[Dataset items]

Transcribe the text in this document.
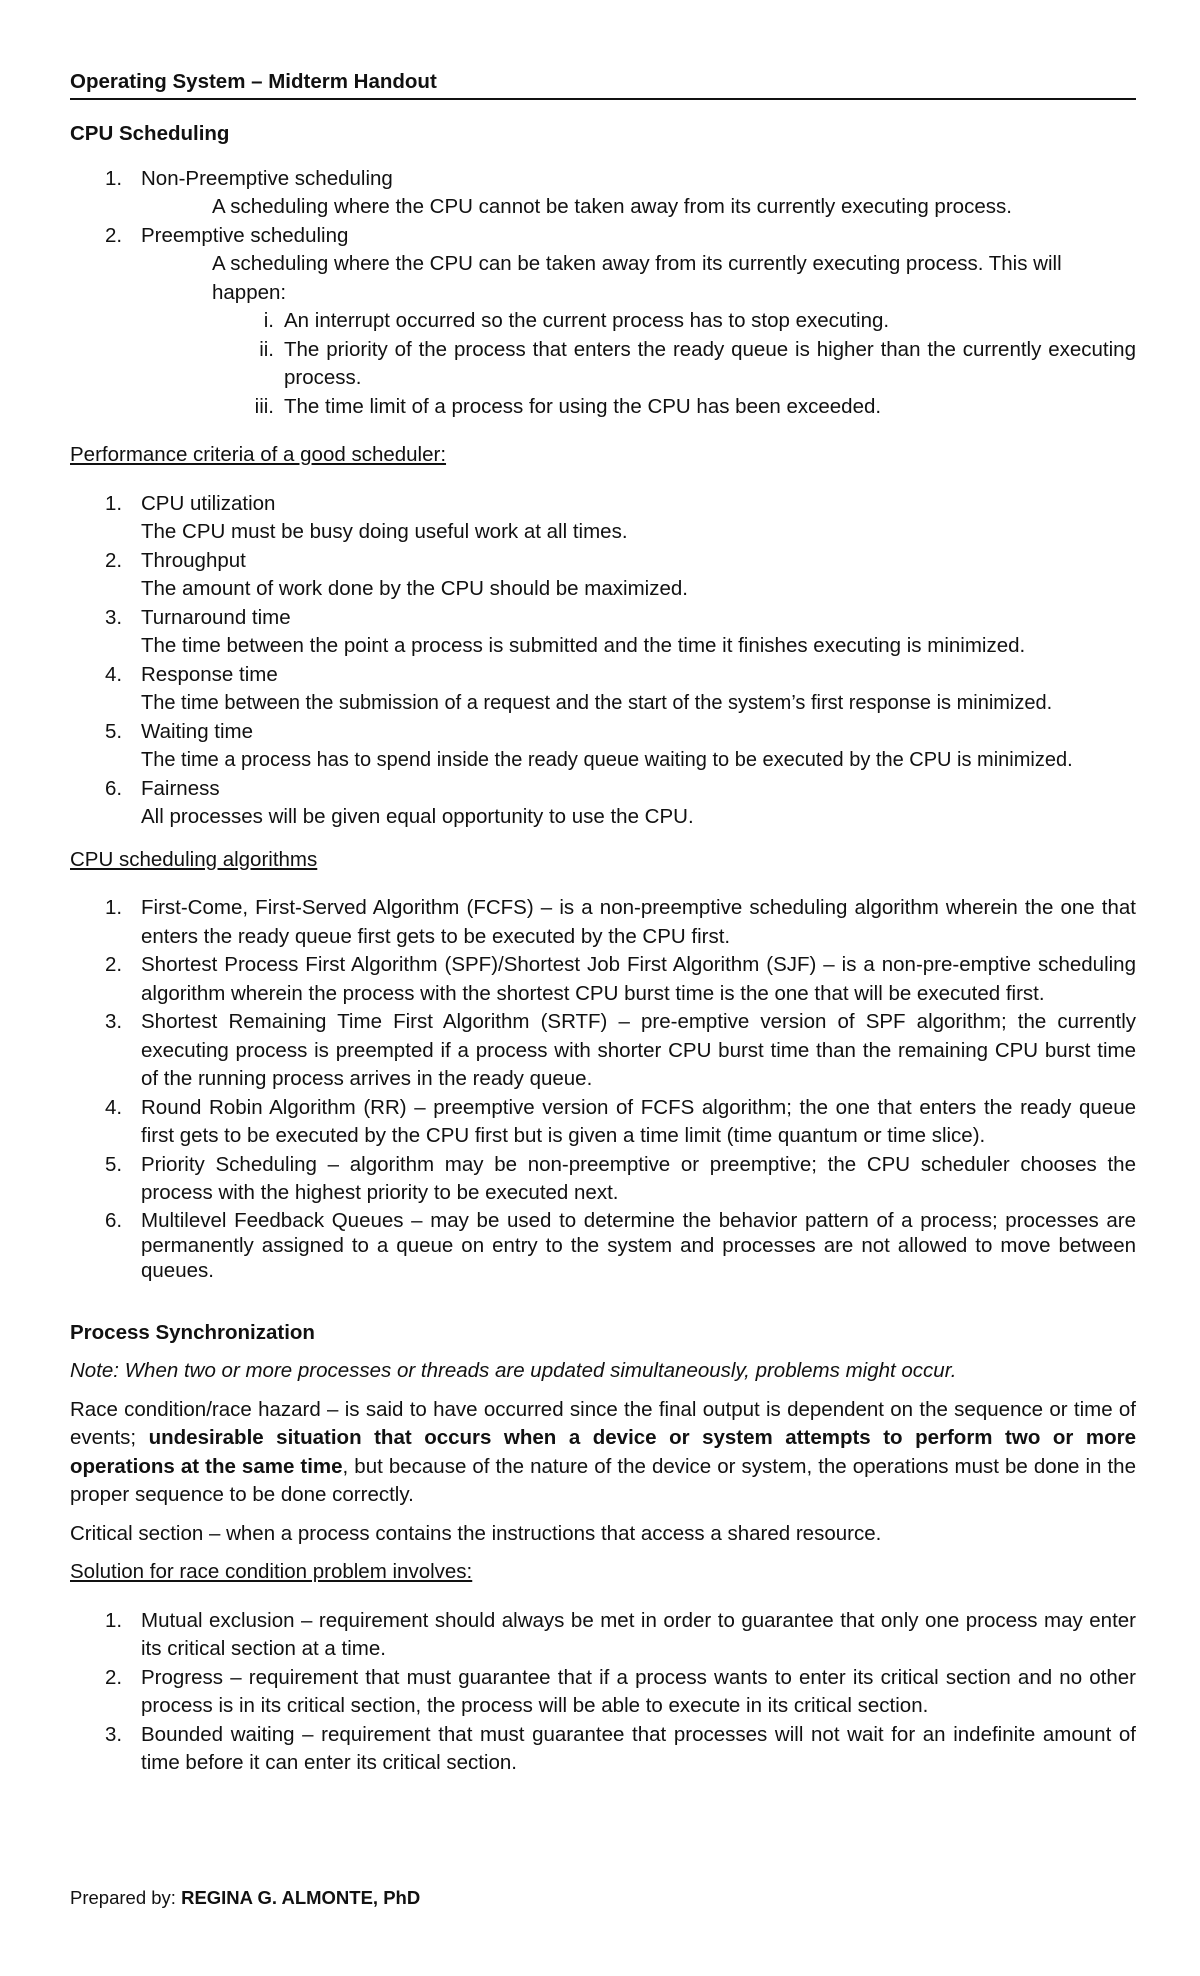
Operating System – Midterm Handout

CPU Scheduling

1. Non-Preemptive scheduling
A scheduling where the CPU cannot be taken away from its currently executing process.
2. Preemptive scheduling
A scheduling where the CPU can be taken away from its currently executing process. This will happen:
i. An interrupt occurred so the current process has to stop executing.
ii. The priority of the process that enters the ready queue is higher than the currently executing process.
iii. The time limit of a process for using the CPU has been exceeded.

Performance criteria of a good scheduler:

1. CPU utilization
The CPU must be busy doing useful work at all times.
2. Throughput
The amount of work done by the CPU should be maximized.
3. Turnaround time
The time between the point a process is submitted and the time it finishes executing is minimized.
4. Response time
The time between the submission of a request and the start of the system’s first response is minimized.
5. Waiting time
The time a process has to spend inside the ready queue waiting to be executed by the CPU is minimized.
6. Fairness
All processes will be given equal opportunity to use the CPU.

CPU scheduling algorithms

1. First-Come, First-Served Algorithm (FCFS) – is a non-preemptive scheduling algorithm wherein the one that enters the ready queue first gets to be executed by the CPU first.
2. Shortest Process First Algorithm (SPF)/Shortest Job First Algorithm (SJF) – is a non-pre-emptive scheduling algorithm wherein the process with the shortest CPU burst time is the one that will be executed first.
3. Shortest Remaining Time First Algorithm (SRTF) – pre-emptive version of SPF algorithm; the currently executing process is preempted if a process with shorter CPU burst time than the remaining CPU burst time of the running process arrives in the ready queue.
4. Round Robin Algorithm (RR) – preemptive version of FCFS algorithm; the one that enters the ready queue first gets to be executed by the CPU first but is given a time limit (time quantum or time slice).
5. Priority Scheduling – algorithm may be non-preemptive or preemptive; the CPU scheduler chooses the process with the highest priority to be executed next.
6. Multilevel Feedback Queues – may be used to determine the behavior pattern of a process; processes are permanently assigned to a queue on entry to the system and processes are not allowed to move between queues.

Process Synchronization

Note: When two or more processes or threads are updated simultaneously, problems might occur.

Race condition/race hazard – is said to have occurred since the final output is dependent on the sequence or time of events; undesirable situation that occurs when a device or system attempts to perform two or more operations at the same time, but because of the nature of the device or system, the operations must be done in the proper sequence to be done correctly.

Critical section – when a process contains the instructions that access a shared resource.

Solution for race condition problem involves:

1. Mutual exclusion – requirement should always be met in order to guarantee that only one process may enter its critical section at a time.
2. Progress – requirement that must guarantee that if a process wants to enter its critical section and no other process is in its critical section, the process will be able to execute in its critical section.
3. Bounded waiting – requirement that must guarantee that processes will not wait for an indefinite amount of time before it can enter its critical section.
Prepared by: REGINA G. ALMONTE, PhD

# Your instructions:
Repeat each entry exactly as given; no pictures belong in the copy.

# Final result:
Transcribe the text in this document.
Operating System – Midterm Handout

CPU Scheduling

1. Non-Preemptive scheduling
A scheduling where the CPU cannot be taken away from its currently executing process.
2. Preemptive scheduling
A scheduling where the CPU can be taken away from its currently executing process. This will happen:
i. An interrupt occurred so the current process has to stop executing.
ii. The priority of the process that enters the ready queue is higher than the currently executing process.
iii. The time limit of a process for using the CPU has been exceeded.

Performance criteria of a good scheduler:

1. CPU utilization
The CPU must be busy doing useful work at all times.
2. Throughput
The amount of work done by the CPU should be maximized.
3. Turnaround time
The time between the point a process is submitted and the time it finishes executing is minimized.
4. Response time
The time between the submission of a request and the start of the system’s first response is minimized.
5. Waiting time
The time a process has to spend inside the ready queue waiting to be executed by the CPU is minimized.
6. Fairness
All processes will be given equal opportunity to use the CPU.

CPU scheduling algorithms

1. First-Come, First-Served Algorithm (FCFS) – is a non-preemptive scheduling algorithm wherein the one that enters the ready queue first gets to be executed by the CPU first.
2. Shortest Process First Algorithm (SPF)/Shortest Job First Algorithm (SJF) – is a non-pre-emptive scheduling algorithm wherein the process with the shortest CPU burst time is the one that will be executed first.
3. Shortest Remaining Time First Algorithm (SRTF) – pre-emptive version of SPF algorithm; the currently executing process is preempted if a process with shorter CPU burst time than the remaining CPU burst time of the running process arrives in the ready queue.
4. Round Robin Algorithm (RR) – preemptive version of FCFS algorithm; the one that enters the ready queue first gets to be executed by the CPU first but is given a time limit (time quantum or time slice).
5. Priority Scheduling – algorithm may be non-preemptive or preemptive; the CPU scheduler chooses the process with the highest priority to be executed next.
6. Multilevel Feedback Queues – may be used to determine the behavior pattern of a process; processes are permanently assigned to a queue on entry to the system and processes are not allowed to move between queues.

Process Synchronization

Note: When two or more processes or threads are updated simultaneously, problems might occur.

Race condition/race hazard – is said to have occurred since the final output is dependent on the sequence or time of events; undesirable situation that occurs when a device or system attempts to perform two or more operations at the same time, but because of the nature of the device or system, the operations must be done in the proper sequence to be done correctly.

Critical section – when a process contains the instructions that access a shared resource.

Solution for race condition problem involves:

1. Mutual exclusion – requirement should always be met in order to guarantee that only one process may enter its critical section at a time.
2. Progress – requirement that must guarantee that if a process wants to enter its critical section and no other process is in its critical section, the process will be able to execute in its critical section.
3. Bounded waiting – requirement that must guarantee that processes will not wait for an indefinite amount of time before it can enter its critical section.
Prepared by: REGINA G. ALMONTE, PhD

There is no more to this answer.